* Start *

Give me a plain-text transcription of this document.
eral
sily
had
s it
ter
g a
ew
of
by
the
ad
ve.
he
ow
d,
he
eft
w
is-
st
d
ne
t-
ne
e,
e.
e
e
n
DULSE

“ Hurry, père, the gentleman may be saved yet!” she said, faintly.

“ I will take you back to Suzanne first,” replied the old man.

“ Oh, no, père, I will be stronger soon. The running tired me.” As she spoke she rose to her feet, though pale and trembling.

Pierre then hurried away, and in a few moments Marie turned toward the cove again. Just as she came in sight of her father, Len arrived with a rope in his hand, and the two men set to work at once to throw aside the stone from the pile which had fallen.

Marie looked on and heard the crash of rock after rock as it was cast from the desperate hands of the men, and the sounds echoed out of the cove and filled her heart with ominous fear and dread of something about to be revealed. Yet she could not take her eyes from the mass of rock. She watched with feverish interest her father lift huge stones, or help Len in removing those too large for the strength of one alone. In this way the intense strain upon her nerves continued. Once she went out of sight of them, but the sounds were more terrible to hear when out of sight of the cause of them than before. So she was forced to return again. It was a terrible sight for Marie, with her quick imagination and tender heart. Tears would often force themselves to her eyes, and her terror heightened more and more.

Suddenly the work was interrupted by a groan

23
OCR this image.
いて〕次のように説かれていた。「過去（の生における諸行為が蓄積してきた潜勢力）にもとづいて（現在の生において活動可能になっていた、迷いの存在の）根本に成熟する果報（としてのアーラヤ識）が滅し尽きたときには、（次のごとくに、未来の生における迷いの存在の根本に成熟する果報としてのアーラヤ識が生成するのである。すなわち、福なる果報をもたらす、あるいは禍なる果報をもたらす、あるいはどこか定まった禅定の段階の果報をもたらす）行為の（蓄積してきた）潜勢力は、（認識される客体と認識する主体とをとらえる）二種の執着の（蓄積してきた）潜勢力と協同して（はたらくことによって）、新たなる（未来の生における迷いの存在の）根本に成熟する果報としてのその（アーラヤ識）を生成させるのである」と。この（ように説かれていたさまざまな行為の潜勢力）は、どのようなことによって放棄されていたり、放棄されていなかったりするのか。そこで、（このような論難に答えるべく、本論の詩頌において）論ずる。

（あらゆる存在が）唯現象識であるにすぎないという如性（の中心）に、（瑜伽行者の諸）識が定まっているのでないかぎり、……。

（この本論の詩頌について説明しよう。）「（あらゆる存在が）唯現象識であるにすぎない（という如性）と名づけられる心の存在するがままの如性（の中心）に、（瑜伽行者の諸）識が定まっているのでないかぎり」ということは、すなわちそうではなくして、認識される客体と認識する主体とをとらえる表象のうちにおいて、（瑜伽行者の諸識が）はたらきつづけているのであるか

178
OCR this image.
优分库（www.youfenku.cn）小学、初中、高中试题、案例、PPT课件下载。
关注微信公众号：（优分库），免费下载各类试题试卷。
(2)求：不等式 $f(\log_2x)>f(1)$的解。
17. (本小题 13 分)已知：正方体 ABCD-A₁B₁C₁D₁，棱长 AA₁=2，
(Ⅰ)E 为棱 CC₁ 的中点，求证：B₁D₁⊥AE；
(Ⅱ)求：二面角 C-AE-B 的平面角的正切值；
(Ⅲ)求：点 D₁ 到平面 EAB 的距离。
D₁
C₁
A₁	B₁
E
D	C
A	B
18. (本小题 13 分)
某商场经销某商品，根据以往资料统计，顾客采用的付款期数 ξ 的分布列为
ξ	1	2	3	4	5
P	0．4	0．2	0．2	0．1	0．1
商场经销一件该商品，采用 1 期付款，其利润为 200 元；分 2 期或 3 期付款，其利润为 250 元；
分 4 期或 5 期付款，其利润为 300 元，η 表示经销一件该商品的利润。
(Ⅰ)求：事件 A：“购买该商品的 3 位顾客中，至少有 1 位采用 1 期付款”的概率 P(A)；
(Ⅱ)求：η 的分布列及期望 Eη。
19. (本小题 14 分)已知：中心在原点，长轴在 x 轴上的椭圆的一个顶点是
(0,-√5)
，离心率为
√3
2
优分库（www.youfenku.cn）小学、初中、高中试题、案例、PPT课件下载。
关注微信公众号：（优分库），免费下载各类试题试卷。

* End *

> _Work to do_
All of the entries must be written out exactly as they stand.

> _Task result_
Give me a plain-text transcription of this document.
eral
sily
had
s it
ter
g a
ew
of
by
the
ad
ve.
he
ow
d,
he
eft
w
is-
st
d
ne
t-
ne
e,
e.
e
e
n
DULSE

“ Hurry, père, the gentleman may be saved yet!” she said, faintly.

“ I will take you back to Suzanne first,” replied the old man.

“ Oh, no, père, I will be stronger soon. The running tired me.” As she spoke she rose to her feet, though pale and trembling.

Pierre then hurried away, and in a few moments Marie turned toward the cove again. Just as she came in sight of her father, Len arrived with a rope in his hand, and the two men set to work at once to throw aside the stone from the pile which had fallen.

Marie looked on and heard the crash of rock after rock as it was cast from the desperate hands of the men, and the sounds echoed out of the cove and filled her heart with ominous fear and dread of something about to be revealed. Yet she could not take her eyes from the mass of rock. She watched with feverish interest her father lift huge stones, or help Len in removing those too large for the strength of one alone. In this way the intense strain upon her nerves continued. Once she went out of sight of them, but the sounds were more terrible to hear when out of sight of the cause of them than before. So she was forced to return again. It was a terrible sight for Marie, with her quick imagination and tender heart. Tears would often force themselves to her eyes, and her terror heightened more and more.

Suddenly the work was interrupted by a groan

23
OCR this image.
いて〕次のように説かれていた。「過去（の生における諸行為が蓄積してきた潜勢力）にもとづいて（現在の生において活動可能になっていた、迷いの存在の）根本に成熟する果報（としてのアーラヤ識）が滅し尽きたときには、（次のごとくに、未来の生における迷いの存在の根本に成熟する果報としてのアーラヤ識が生成するのである。すなわち、福なる果報をもたらす、あるいは禍なる果報をもたらす、あるいはどこか定まった禅定の段階の果報をもたらす）行為の（蓄積してきた）潜勢力は、（認識される客体と認識する主体とをとらえる）二種の執着の（蓄積してきた）潜勢力と協同して（はたらくことによって）、新たなる（未来の生における迷いの存在の）根本に成熟する果報としてのその（アーラヤ識）を生成させるのである」と。この（ように説かれていたさまざまな行為の潜勢力）は、どのようなことによって放棄されていたり、放棄されていなかったりするのか。そこで、（このような論難に答えるべく、本論の詩頌において）論ずる。

（あらゆる存在が）唯現象識であるにすぎないという如性（の中心）に、（瑜伽行者の諸）識が定まっているのでないかぎり、……。

（この本論の詩頌について説明しよう。）「（あらゆる存在が）唯現象識であるにすぎない（という如性）と名づけられる心の存在するがままの如性（の中心）に、（瑜伽行者の諸）識が定まっているのでないかぎり」ということは、すなわちそうではなくして、認識される客体と認識する主体とをとらえる表象のうちにおいて、（瑜伽行者の諸識が）はたらきつづけているのであるか

178
OCR this image.
优分库（www.youfenku.cn）小学、初中、高中试题、案例、PPT课件下载。
关注微信公众号：（优分库），免费下载各类试题试卷。
(2)求：不等式 $f(\log_2x)>f(1)$的解。
17. (本小题 13 分)已知：正方体 ABCD-A₁B₁C₁D₁，棱长 AA₁=2，
(Ⅰ)E 为棱 CC₁ 的中点，求证：B₁D₁⊥AE；
(Ⅱ)求：二面角 C-AE-B 的平面角的正切值；
(Ⅲ)求：点 D₁ 到平面 EAB 的距离。
D₁
C₁
A₁	B₁
E
D	C
A	B
18. (本小题 13 分)
某商场经销某商品，根据以往资料统计，顾客采用的付款期数 ξ 的分布列为
ξ	1	2	3	4	5
P	0．4	0．2	0．2	0．1	0．1
商场经销一件该商品，采用 1 期付款，其利润为 200 元；分 2 期或 3 期付款，其利润为 250 元；
分 4 期或 5 期付款，其利润为 300 元，η 表示经销一件该商品的利润。
(Ⅰ)求：事件 A：“购买该商品的 3 位顾客中，至少有 1 位采用 1 期付款”的概率 P(A)；
(Ⅱ)求：η 的分布列及期望 Eη。
19. (本小题 14 分)已知：中心在原点，长轴在 x 轴上的椭圆的一个顶点是
(0,-√5)
，离心率为
√3
2
优分库（www.youfenku.cn）小学、初中、高中试题、案例、PPT课件下载。
关注微信公众号：（优分库），免费下载各类试题试卷。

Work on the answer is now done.